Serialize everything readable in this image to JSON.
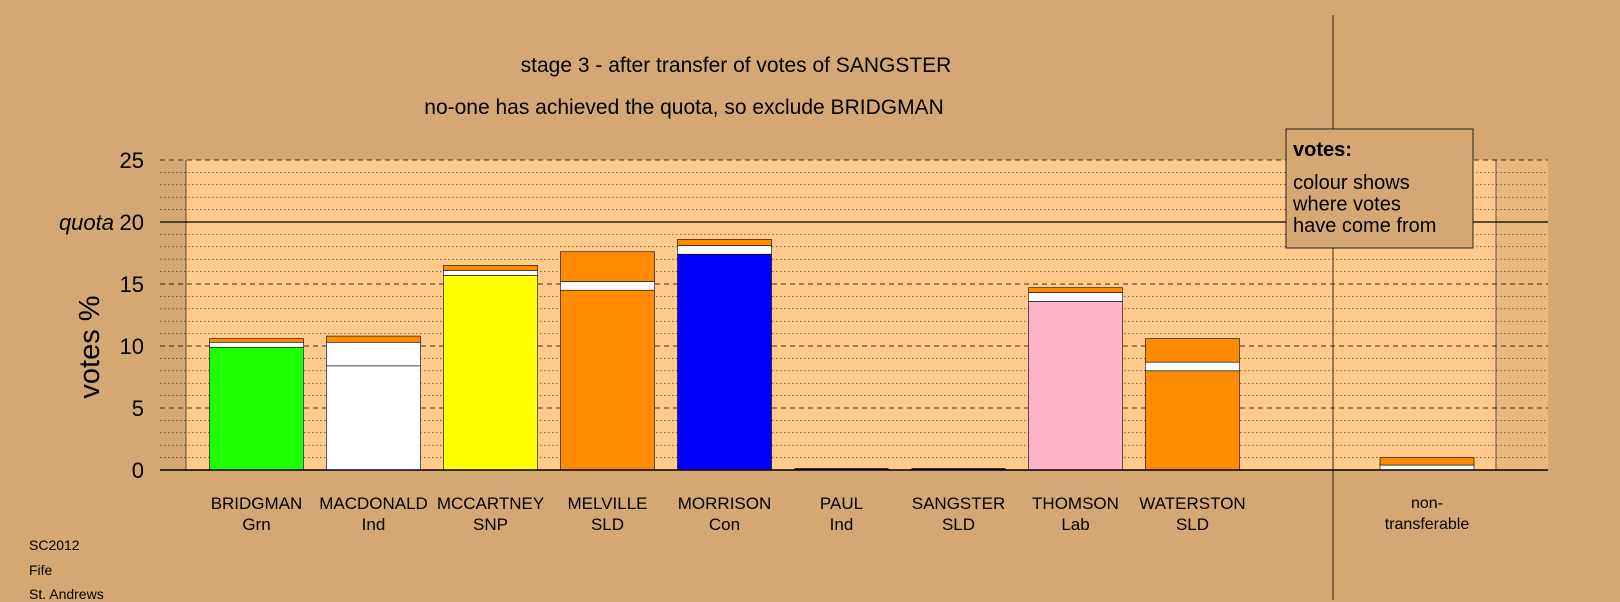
{
  "chart_data": {
    "type": "bar",
    "stacked": true,
    "title": "stage 3 - after transfer of votes of SANGSTER",
    "subtitle": "no-one has achieved the quota, so exclude BRIDGMAN",
    "ylabel": "votes %",
    "ylim": [
      0,
      25
    ],
    "yticks": [
      0,
      5,
      10,
      15,
      20,
      25
    ],
    "quota": 20,
    "quota_label": "quota",
    "grid": true,
    "categories": [
      {
        "name": "BRIDGMAN",
        "party": "Grn"
      },
      {
        "name": "MACDONALD",
        "party": "Ind"
      },
      {
        "name": "MCCARTNEY",
        "party": "SNP"
      },
      {
        "name": "MELVILLE",
        "party": "SLD"
      },
      {
        "name": "MORRISON",
        "party": "Con"
      },
      {
        "name": "PAUL",
        "party": "Ind"
      },
      {
        "name": "SANGSTER",
        "party": "SLD"
      },
      {
        "name": "THOMSON",
        "party": "Lab"
      },
      {
        "name": "WATERSTON",
        "party": "SLD"
      }
    ],
    "stacks": [
      [
        {
          "value": 9.9,
          "color": "#1eff00"
        },
        {
          "value": 0.4,
          "color": "#ffffff"
        },
        {
          "value": 0.3,
          "color": "#ff8c00"
        }
      ],
      [
        {
          "value": 8.4,
          "color": "#ffffff"
        },
        {
          "value": 1.9,
          "color": "#ffffff"
        },
        {
          "value": 0.5,
          "color": "#ff8c00"
        }
      ],
      [
        {
          "value": 15.7,
          "color": "#ffff00"
        },
        {
          "value": 0.4,
          "color": "#ffffff"
        },
        {
          "value": 0.4,
          "color": "#ff8c00"
        }
      ],
      [
        {
          "value": 14.5,
          "color": "#ff8c00"
        },
        {
          "value": 0.7,
          "color": "#ffffff"
        },
        {
          "value": 2.4,
          "color": "#ff8c00"
        }
      ],
      [
        {
          "value": 17.4,
          "color": "#0000ff"
        },
        {
          "value": 0.7,
          "color": "#ffffff"
        },
        {
          "value": 0.5,
          "color": "#ff8c00"
        }
      ],
      [],
      [],
      [
        {
          "value": 13.6,
          "color": "#ffb3c6"
        },
        {
          "value": 0.7,
          "color": "#ffffff"
        },
        {
          "value": 0.4,
          "color": "#ff8c00"
        }
      ],
      [
        {
          "value": 8.0,
          "color": "#ff8c00"
        },
        {
          "value": 0.7,
          "color": "#ffffff"
        },
        {
          "value": 1.9,
          "color": "#ff8c00"
        }
      ]
    ],
    "nontransferable": {
      "label_line1": "non-",
      "label_line2": "transferable",
      "stack": [
        {
          "value": 0.4,
          "color": "#ffffff"
        },
        {
          "value": 0.6,
          "color": "#ff8c00"
        }
      ]
    },
    "legend": {
      "placement": "top-right",
      "heading": "votes:",
      "lines": [
        "colour shows",
        "where votes",
        "have come from"
      ]
    }
  },
  "footer": [
    "SC2012",
    "Fife",
    "St. Andrews"
  ],
  "colors": {
    "background": "#d5a873",
    "plot_area": "#ffca8c",
    "axis_extension": "#e8b87f",
    "legend_bg": "#d5a873"
  }
}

#####

WRITTEN TASK
Copy all the data exactly as written, but skip any picture.

FINISHED ANSWER
Serialize everything readable in this image to JSON.
{
  "chart_data": {
    "type": "bar",
    "stacked": true,
    "title": "stage 3 - after transfer of votes of SANGSTER",
    "subtitle": "no-one has achieved the quota, so exclude BRIDGMAN",
    "ylabel": "votes %",
    "ylim": [
      0,
      25
    ],
    "yticks": [
      0,
      5,
      10,
      15,
      20,
      25
    ],
    "quota": 20,
    "quota_label": "quota",
    "grid": true,
    "categories": [
      {
        "name": "BRIDGMAN",
        "party": "Grn"
      },
      {
        "name": "MACDONALD",
        "party": "Ind"
      },
      {
        "name": "MCCARTNEY",
        "party": "SNP"
      },
      {
        "name": "MELVILLE",
        "party": "SLD"
      },
      {
        "name": "MORRISON",
        "party": "Con"
      },
      {
        "name": "PAUL",
        "party": "Ind"
      },
      {
        "name": "SANGSTER",
        "party": "SLD"
      },
      {
        "name": "THOMSON",
        "party": "Lab"
      },
      {
        "name": "WATERSTON",
        "party": "SLD"
      }
    ],
    "stacks": [
      [
        {
          "value": 9.9,
          "color": "#1eff00"
        },
        {
          "value": 0.4,
          "color": "#ffffff"
        },
        {
          "value": 0.3,
          "color": "#ff8c00"
        }
      ],
      [
        {
          "value": 8.4,
          "color": "#ffffff"
        },
        {
          "value": 1.9,
          "color": "#ffffff"
        },
        {
          "value": 0.5,
          "color": "#ff8c00"
        }
      ],
      [
        {
          "value": 15.7,
          "color": "#ffff00"
        },
        {
          "value": 0.4,
          "color": "#ffffff"
        },
        {
          "value": 0.4,
          "color": "#ff8c00"
        }
      ],
      [
        {
          "value": 14.5,
          "color": "#ff8c00"
        },
        {
          "value": 0.7,
          "color": "#ffffff"
        },
        {
          "value": 2.4,
          "color": "#ff8c00"
        }
      ],
      [
        {
          "value": 17.4,
          "color": "#0000ff"
        },
        {
          "value": 0.7,
          "color": "#ffffff"
        },
        {
          "value": 0.5,
          "color": "#ff8c00"
        }
      ],
      [],
      [],
      [
        {
          "value": 13.6,
          "color": "#ffb3c6"
        },
        {
          "value": 0.7,
          "color": "#ffffff"
        },
        {
          "value": 0.4,
          "color": "#ff8c00"
        }
      ],
      [
        {
          "value": 8.0,
          "color": "#ff8c00"
        },
        {
          "value": 0.7,
          "color": "#ffffff"
        },
        {
          "value": 1.9,
          "color": "#ff8c00"
        }
      ]
    ],
    "nontransferable": {
      "label_line1": "non-",
      "label_line2": "transferable",
      "stack": [
        {
          "value": 0.4,
          "color": "#ffffff"
        },
        {
          "value": 0.6,
          "color": "#ff8c00"
        }
      ]
    },
    "legend": {
      "placement": "top-right",
      "heading": "votes:",
      "lines": [
        "colour shows",
        "where votes",
        "have come from"
      ]
    }
  },
  "footer": [
    "SC2012",
    "Fife",
    "St. Andrews"
  ],
  "colors": {
    "background": "#d5a873",
    "plot_area": "#ffca8c",
    "axis_extension": "#e8b87f",
    "legend_bg": "#d5a873"
  }
}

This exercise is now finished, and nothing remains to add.